INSTRUCTION:
Each line of the listing that contains the word "employer" is to be copied.

───

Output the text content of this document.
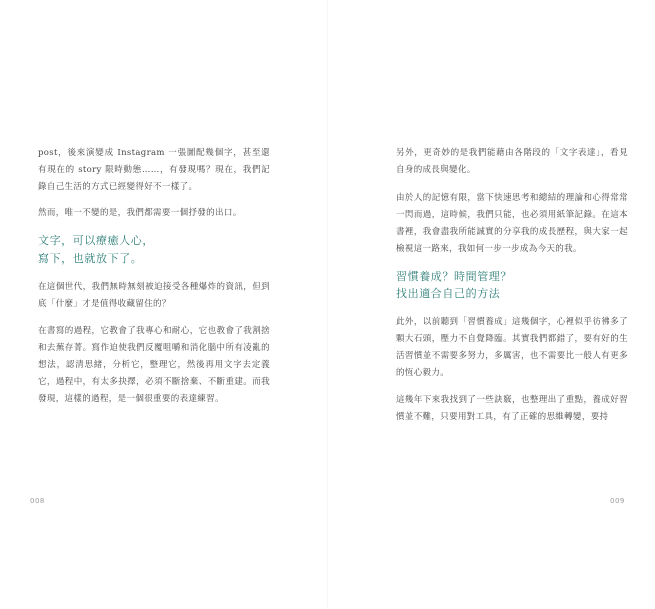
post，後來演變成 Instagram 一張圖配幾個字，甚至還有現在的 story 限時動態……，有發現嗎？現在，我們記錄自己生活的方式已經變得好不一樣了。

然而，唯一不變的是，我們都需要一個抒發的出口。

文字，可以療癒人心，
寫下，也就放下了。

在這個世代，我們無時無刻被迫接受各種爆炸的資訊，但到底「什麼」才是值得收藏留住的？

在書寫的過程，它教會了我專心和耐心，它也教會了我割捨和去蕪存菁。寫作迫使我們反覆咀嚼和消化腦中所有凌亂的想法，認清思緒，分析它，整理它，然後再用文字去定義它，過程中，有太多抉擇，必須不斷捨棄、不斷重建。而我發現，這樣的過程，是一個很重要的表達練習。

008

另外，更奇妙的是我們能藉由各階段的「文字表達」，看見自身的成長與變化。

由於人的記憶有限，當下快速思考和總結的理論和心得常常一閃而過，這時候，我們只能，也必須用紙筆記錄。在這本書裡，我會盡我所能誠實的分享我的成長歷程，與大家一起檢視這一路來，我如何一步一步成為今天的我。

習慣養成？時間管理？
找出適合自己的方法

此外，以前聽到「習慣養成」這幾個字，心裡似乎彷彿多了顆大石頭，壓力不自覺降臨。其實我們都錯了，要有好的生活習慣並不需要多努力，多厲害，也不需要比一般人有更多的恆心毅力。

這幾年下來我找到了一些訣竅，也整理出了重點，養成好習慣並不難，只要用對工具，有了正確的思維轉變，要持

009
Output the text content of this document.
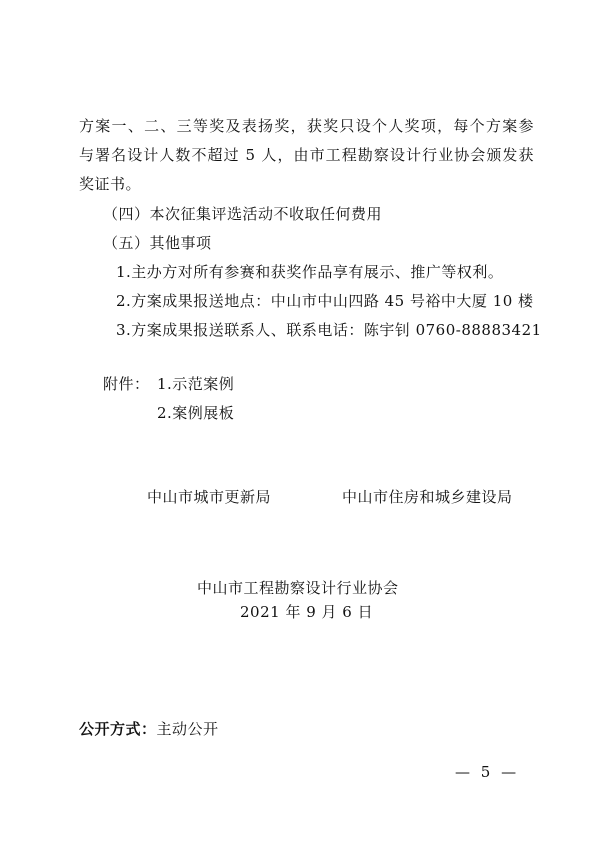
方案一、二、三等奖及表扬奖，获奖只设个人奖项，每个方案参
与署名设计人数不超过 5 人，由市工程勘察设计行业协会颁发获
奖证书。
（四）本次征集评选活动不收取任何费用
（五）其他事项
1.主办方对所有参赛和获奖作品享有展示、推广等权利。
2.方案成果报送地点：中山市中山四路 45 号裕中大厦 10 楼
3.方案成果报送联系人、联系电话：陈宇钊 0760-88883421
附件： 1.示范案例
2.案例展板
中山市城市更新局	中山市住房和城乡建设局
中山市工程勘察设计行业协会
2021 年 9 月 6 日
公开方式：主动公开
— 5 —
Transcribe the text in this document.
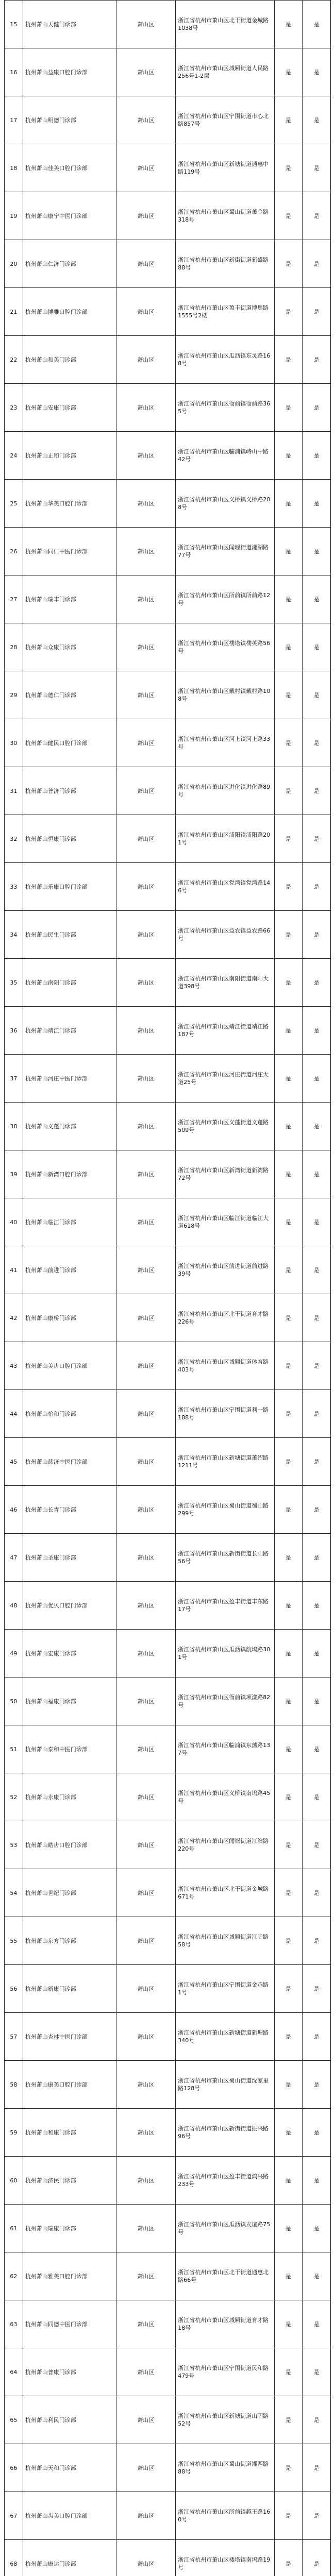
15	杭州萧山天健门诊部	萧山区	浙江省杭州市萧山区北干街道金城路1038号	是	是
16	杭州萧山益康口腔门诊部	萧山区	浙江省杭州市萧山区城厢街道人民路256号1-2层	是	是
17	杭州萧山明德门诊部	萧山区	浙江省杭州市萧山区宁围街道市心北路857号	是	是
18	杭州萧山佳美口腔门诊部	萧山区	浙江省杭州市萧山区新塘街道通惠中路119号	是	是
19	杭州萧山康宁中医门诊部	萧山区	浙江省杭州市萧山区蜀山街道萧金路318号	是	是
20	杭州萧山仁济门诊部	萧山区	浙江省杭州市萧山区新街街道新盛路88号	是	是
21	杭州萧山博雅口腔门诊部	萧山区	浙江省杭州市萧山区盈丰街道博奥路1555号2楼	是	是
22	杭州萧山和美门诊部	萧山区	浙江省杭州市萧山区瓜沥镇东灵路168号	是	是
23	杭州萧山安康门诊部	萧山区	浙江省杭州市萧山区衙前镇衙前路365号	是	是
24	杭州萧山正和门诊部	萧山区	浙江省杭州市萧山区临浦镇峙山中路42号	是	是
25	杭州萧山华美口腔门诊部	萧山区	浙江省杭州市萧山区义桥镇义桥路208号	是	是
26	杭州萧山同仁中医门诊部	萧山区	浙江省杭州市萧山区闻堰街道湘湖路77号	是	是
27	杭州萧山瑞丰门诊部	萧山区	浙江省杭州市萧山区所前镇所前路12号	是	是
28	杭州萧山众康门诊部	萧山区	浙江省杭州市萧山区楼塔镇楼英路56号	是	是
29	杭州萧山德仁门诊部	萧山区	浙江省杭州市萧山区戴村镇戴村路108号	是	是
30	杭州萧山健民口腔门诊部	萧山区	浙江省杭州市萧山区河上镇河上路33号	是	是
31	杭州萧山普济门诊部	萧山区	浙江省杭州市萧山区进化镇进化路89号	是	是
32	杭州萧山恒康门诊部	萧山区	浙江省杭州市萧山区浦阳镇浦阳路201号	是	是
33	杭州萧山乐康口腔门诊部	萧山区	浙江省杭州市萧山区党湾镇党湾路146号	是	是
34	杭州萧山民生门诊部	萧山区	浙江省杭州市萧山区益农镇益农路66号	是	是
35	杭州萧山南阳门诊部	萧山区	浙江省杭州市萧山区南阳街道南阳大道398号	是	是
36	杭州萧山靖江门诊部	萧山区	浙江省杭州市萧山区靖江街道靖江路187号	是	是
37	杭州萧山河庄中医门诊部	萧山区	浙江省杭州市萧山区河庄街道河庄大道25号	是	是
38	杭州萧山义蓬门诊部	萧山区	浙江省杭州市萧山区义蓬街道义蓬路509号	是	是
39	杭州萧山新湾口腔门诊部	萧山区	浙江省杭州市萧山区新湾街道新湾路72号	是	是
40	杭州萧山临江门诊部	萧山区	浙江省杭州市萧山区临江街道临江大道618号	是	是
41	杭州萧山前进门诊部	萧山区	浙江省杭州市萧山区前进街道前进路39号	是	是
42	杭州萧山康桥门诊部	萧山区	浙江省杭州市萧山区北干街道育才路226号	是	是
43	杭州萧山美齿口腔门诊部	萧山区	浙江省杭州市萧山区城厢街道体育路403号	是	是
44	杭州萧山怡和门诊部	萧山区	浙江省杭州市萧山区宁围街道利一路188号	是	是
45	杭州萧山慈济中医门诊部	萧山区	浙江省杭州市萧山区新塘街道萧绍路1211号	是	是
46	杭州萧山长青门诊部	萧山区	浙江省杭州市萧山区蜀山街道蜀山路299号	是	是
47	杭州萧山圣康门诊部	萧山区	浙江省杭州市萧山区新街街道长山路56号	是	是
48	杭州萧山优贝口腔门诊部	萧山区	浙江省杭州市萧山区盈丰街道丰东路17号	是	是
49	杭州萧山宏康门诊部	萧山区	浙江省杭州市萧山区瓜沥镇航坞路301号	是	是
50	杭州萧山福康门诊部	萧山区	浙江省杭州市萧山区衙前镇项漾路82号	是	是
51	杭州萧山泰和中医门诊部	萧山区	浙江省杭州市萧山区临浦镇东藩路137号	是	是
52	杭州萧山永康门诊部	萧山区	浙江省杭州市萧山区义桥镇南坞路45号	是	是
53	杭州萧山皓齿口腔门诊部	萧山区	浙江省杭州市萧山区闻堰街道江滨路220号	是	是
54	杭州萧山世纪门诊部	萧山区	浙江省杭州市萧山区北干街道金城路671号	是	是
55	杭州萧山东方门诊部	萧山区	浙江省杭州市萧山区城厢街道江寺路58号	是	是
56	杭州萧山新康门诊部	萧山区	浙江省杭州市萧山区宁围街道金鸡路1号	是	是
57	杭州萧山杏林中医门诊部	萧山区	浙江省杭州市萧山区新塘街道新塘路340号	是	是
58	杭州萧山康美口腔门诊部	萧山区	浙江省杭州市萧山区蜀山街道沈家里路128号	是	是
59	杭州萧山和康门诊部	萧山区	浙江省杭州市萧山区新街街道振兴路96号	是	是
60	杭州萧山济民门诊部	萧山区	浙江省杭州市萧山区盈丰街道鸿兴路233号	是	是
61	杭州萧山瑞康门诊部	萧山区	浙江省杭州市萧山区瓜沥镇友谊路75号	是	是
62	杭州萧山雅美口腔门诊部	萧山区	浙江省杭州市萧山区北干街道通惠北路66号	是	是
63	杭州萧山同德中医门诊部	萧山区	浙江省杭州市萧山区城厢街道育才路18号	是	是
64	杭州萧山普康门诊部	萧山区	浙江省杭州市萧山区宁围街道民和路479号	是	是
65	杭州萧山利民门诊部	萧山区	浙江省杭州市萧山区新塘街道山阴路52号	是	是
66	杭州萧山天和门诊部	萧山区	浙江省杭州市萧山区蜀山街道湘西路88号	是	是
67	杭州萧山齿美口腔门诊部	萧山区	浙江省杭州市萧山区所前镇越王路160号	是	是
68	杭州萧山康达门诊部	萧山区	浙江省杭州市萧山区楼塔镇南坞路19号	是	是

───

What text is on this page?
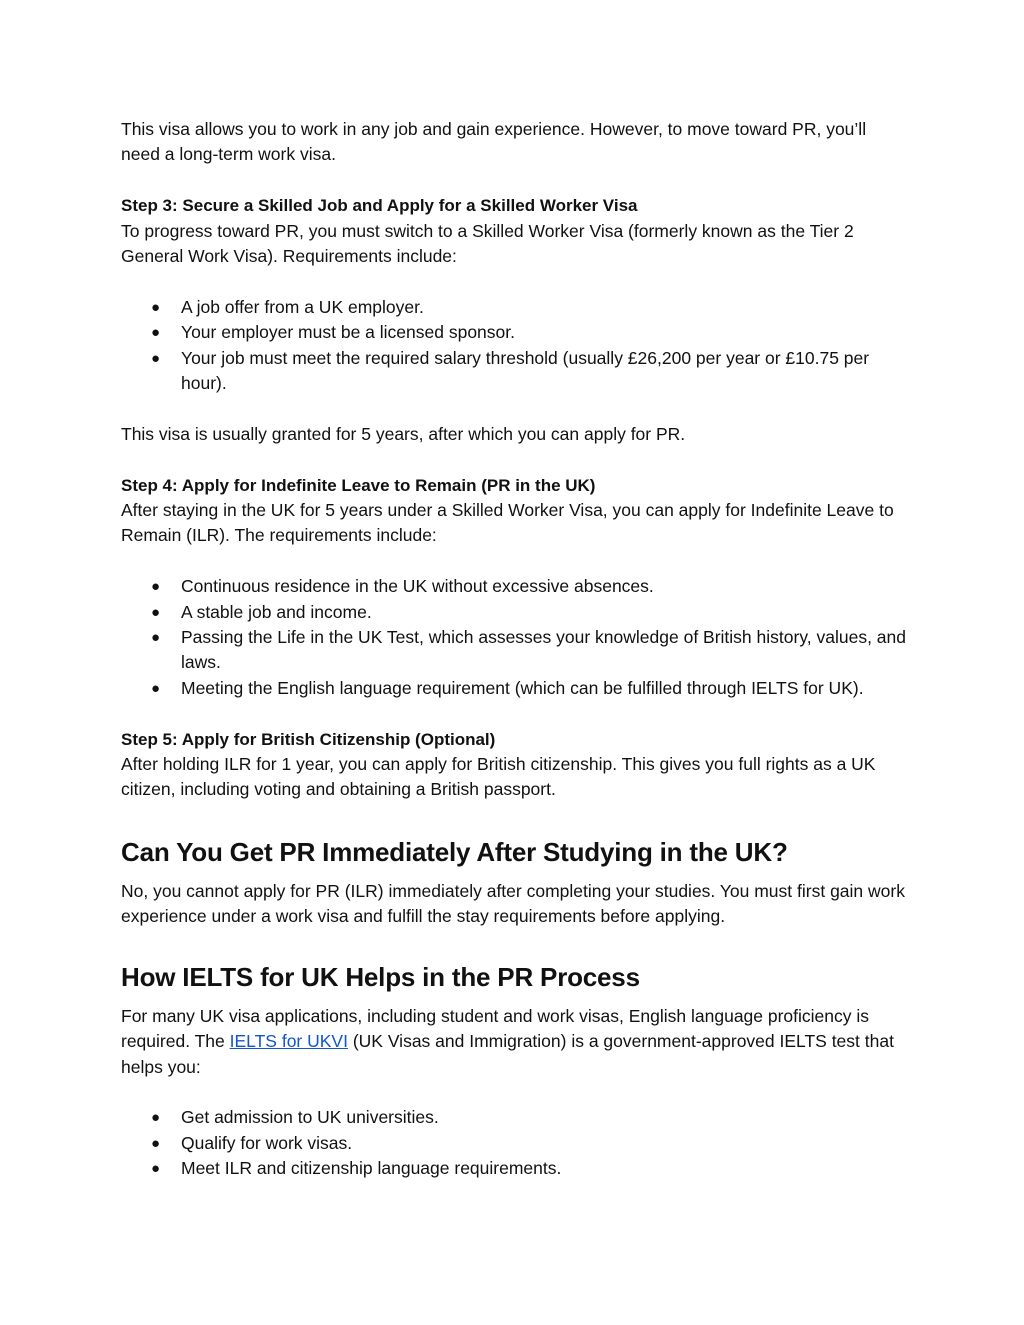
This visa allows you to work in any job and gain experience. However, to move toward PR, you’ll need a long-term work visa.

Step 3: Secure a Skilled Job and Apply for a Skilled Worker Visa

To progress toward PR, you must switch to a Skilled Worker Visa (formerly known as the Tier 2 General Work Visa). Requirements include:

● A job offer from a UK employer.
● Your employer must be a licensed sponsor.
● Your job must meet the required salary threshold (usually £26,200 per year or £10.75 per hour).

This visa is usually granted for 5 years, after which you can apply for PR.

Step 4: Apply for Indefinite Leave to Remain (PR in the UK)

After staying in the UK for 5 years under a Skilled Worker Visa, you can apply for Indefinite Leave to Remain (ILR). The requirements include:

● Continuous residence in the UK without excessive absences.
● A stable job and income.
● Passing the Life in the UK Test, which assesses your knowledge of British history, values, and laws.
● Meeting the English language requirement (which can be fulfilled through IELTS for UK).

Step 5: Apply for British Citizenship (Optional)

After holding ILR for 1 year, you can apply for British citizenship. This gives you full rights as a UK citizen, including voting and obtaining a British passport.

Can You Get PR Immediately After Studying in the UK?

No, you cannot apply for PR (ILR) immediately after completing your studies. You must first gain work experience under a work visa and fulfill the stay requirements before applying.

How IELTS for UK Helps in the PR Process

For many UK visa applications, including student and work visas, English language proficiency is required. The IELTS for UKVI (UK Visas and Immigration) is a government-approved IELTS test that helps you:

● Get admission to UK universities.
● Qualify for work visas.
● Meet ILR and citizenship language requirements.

───

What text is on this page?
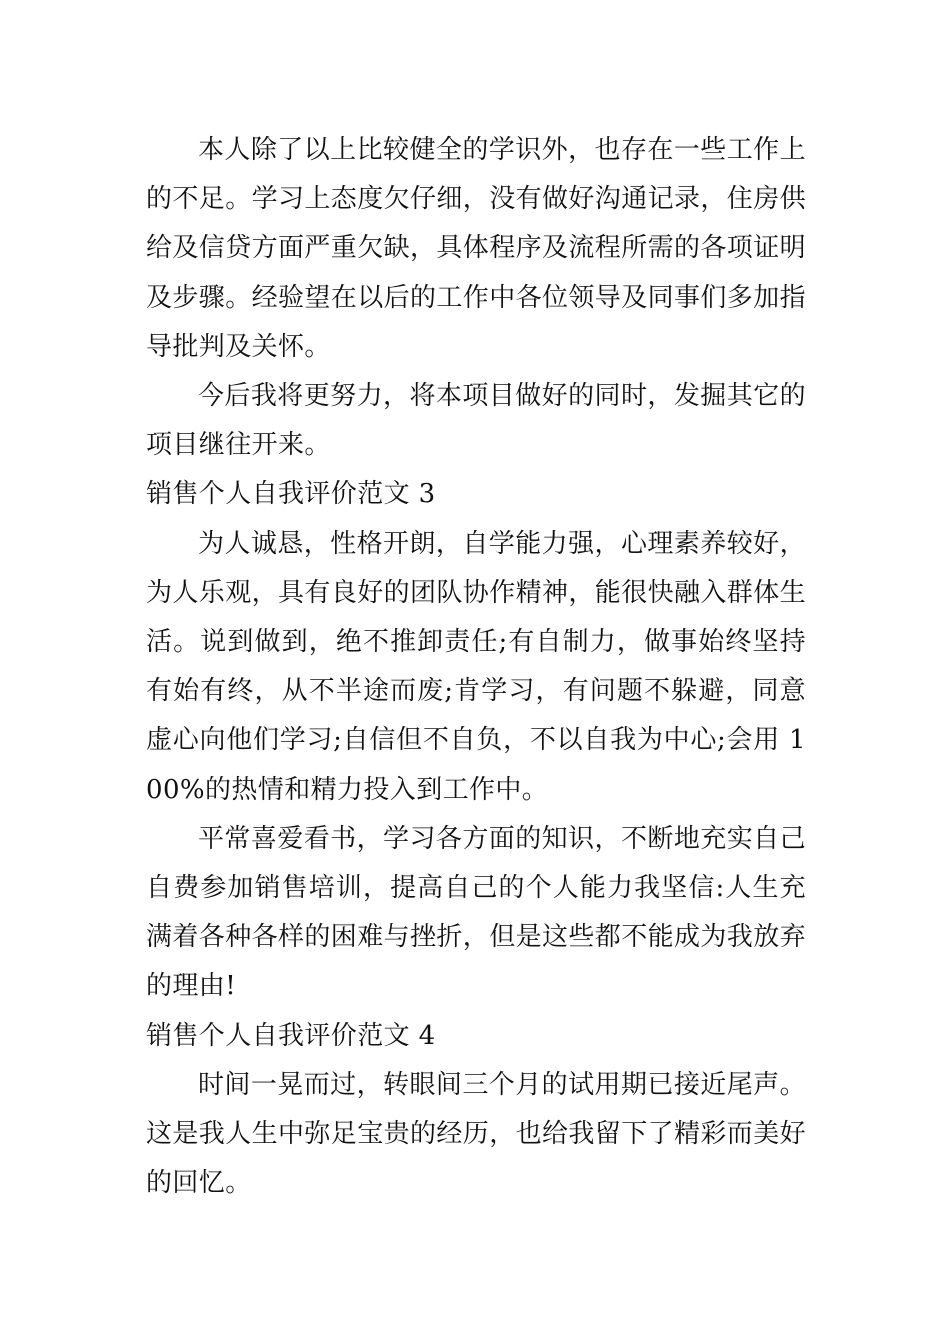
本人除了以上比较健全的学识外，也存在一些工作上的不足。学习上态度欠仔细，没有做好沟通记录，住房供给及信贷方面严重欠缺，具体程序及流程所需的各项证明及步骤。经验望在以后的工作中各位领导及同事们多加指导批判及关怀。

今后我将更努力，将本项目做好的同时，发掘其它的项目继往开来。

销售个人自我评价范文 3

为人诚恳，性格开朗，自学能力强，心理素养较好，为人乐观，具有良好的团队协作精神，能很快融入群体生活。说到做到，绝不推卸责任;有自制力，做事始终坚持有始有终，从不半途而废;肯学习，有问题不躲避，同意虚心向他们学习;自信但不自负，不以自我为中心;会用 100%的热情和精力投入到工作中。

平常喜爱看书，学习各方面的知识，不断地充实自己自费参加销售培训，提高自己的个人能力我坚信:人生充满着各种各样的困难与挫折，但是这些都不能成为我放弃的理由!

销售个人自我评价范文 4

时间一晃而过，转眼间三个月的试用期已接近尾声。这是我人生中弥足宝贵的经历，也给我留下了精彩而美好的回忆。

───

FINISHED TASK:
● A job offer from a UK employer.
● Your employer must be a licensed sponsor.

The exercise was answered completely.